# [Dataset records]
[start]

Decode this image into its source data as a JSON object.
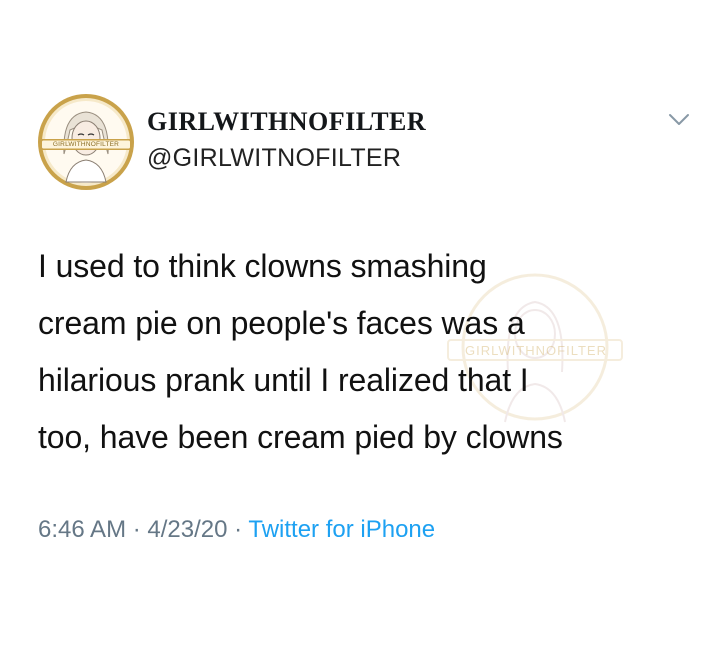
{
  "tweet": {
    "display_name": "GIRLWITHNOFILTER",
    "handle": "@GIRLWITNOFILTER",
    "avatar_badge_text": "GIRLWITHNOFILTER",
    "body_lines": [
      "I used to think clowns smashing",
      "cream pie on people's faces was a",
      "hilarious prank until I realized that I",
      "too, have been cream pied by clowns"
    ],
    "watermark_text": "GIRLWITHNOFILTER",
    "time": "6:46 AM",
    "separator": " · ",
    "date": "4/23/20",
    "source": "Twitter for iPhone",
    "icons": {
      "avatar": "avatar-icon",
      "more": "chevron-down-icon",
      "watermark": "watermark-logo-icon"
    },
    "colors": {
      "link": "#1da1f2",
      "meta": "#657786",
      "text": "#14171a",
      "gold": "#c9a24a"
    }
  }
}
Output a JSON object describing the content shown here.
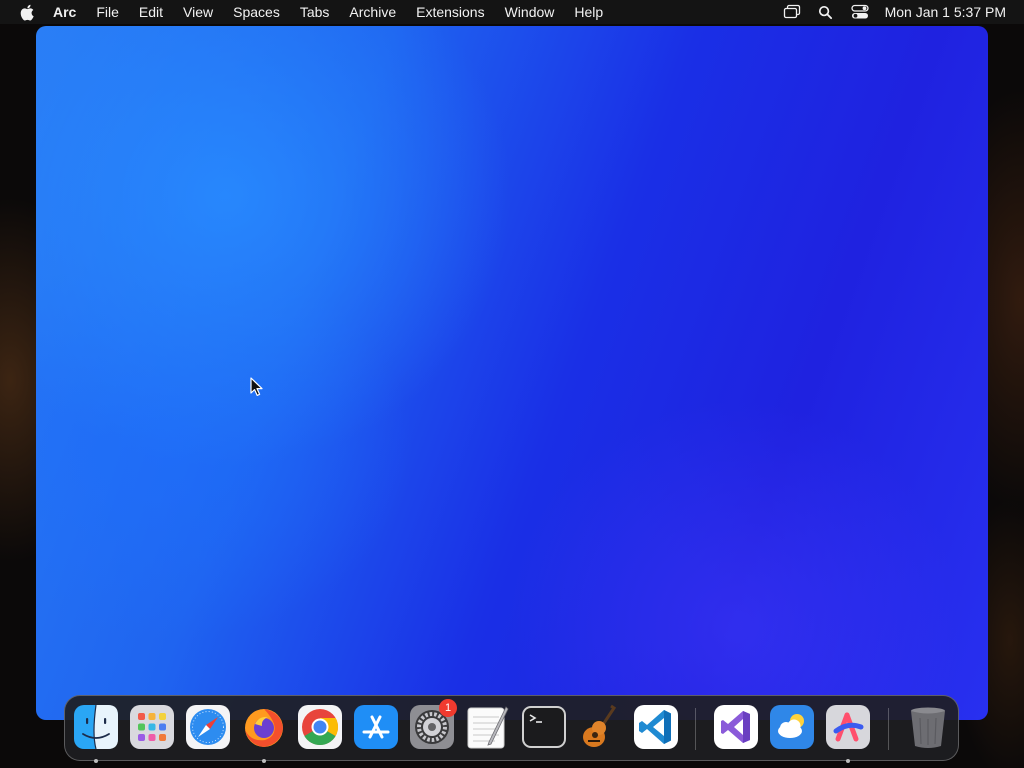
{
  "menubar": {
    "app_name": "Arc",
    "items": [
      "File",
      "Edit",
      "View",
      "Spaces",
      "Tabs",
      "Archive",
      "Extensions",
      "Window",
      "Help"
    ],
    "clock": "Mon Jan 1  5:37 PM",
    "status_icons": [
      "screen-mirroring-icon",
      "spotlight-search-icon",
      "control-center-icon"
    ]
  },
  "dock": {
    "apps": [
      {
        "name": "Finder",
        "icon": "finder-icon",
        "running": true
      },
      {
        "name": "Launchpad",
        "icon": "launchpad-icon",
        "running": false
      },
      {
        "name": "Safari",
        "icon": "safari-icon",
        "running": false
      },
      {
        "name": "Firefox",
        "icon": "firefox-icon",
        "running": true
      },
      {
        "name": "Google Chrome",
        "icon": "chrome-icon",
        "running": false
      },
      {
        "name": "App Store",
        "icon": "app-store-icon",
        "running": false
      },
      {
        "name": "System Settings",
        "icon": "system-settings-icon",
        "running": false,
        "badge": "1"
      },
      {
        "name": "TextEdit",
        "icon": "textedit-icon",
        "running": false
      },
      {
        "name": "Terminal",
        "icon": "terminal-icon",
        "running": false
      },
      {
        "name": "GarageBand",
        "icon": "garageband-icon",
        "running": false
      },
      {
        "name": "Visual Studio Code",
        "icon": "vscode-icon",
        "running": false
      },
      {
        "name": "Visual Studio",
        "icon": "visual-studio-icon",
        "running": false
      },
      {
        "name": "Weather",
        "icon": "weather-icon",
        "running": false
      },
      {
        "name": "Arc",
        "icon": "arc-browser-icon",
        "running": true
      },
      {
        "name": "Trash",
        "icon": "trash-icon",
        "running": false
      }
    ]
  },
  "colors": {
    "menubar_bg": "#141414",
    "window_blue": "#1f3cf0",
    "badge_red": "#f03a2f"
  }
}
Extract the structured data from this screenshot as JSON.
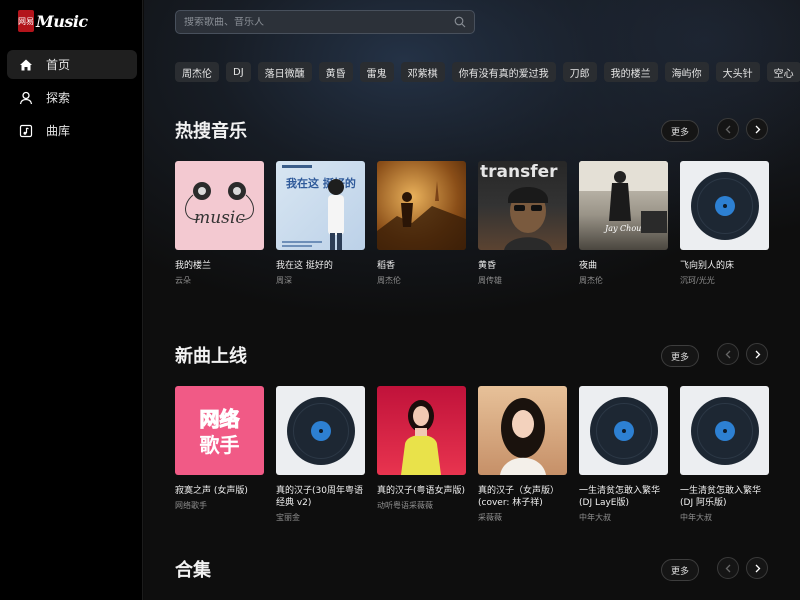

[end]

# [Task brief]
Choose all lines containing the string "JSON" and copy them out.

# [Solution]
Decode this image into its source data as a JSON object.
Output a JSON object describing the content shown here.
Extract the structured data from this screenshot as JSON.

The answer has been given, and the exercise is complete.